What you are asked to do:
Locate each line with the string "movie" in the listing below and copy it.

Stored records:

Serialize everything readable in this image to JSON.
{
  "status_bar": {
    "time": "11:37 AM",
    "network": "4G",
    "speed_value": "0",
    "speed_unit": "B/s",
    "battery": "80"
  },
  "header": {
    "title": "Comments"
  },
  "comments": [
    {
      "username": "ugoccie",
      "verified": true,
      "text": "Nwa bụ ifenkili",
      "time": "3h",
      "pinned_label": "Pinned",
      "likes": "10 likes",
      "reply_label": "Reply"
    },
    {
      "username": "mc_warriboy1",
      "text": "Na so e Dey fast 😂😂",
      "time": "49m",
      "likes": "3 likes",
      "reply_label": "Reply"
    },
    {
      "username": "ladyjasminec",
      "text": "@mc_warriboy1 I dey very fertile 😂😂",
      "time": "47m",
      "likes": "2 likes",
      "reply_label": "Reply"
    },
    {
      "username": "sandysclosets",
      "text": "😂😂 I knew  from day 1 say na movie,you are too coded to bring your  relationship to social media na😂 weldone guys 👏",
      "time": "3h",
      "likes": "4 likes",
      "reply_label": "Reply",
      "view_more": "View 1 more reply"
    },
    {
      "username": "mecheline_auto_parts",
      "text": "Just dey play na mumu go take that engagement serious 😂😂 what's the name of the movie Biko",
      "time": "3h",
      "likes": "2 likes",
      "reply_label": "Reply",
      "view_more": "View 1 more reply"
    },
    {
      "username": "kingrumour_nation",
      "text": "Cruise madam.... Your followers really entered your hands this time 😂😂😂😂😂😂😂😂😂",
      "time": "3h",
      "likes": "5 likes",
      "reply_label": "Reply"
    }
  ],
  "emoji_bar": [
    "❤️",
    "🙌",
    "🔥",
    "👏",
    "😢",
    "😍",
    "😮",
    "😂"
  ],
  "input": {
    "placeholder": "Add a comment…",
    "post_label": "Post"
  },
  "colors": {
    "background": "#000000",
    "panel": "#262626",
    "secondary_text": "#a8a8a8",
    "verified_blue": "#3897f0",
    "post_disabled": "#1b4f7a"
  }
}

Solution for this task:
      "text": "😂😂 I knew  from day 1 say na movie,you are too coded to bring your  relationship to social media na😂 weldone guys 👏",
      "text": "Just dey play na mumu go take that engagement serious 😂😂 what's the name of the movie Biko",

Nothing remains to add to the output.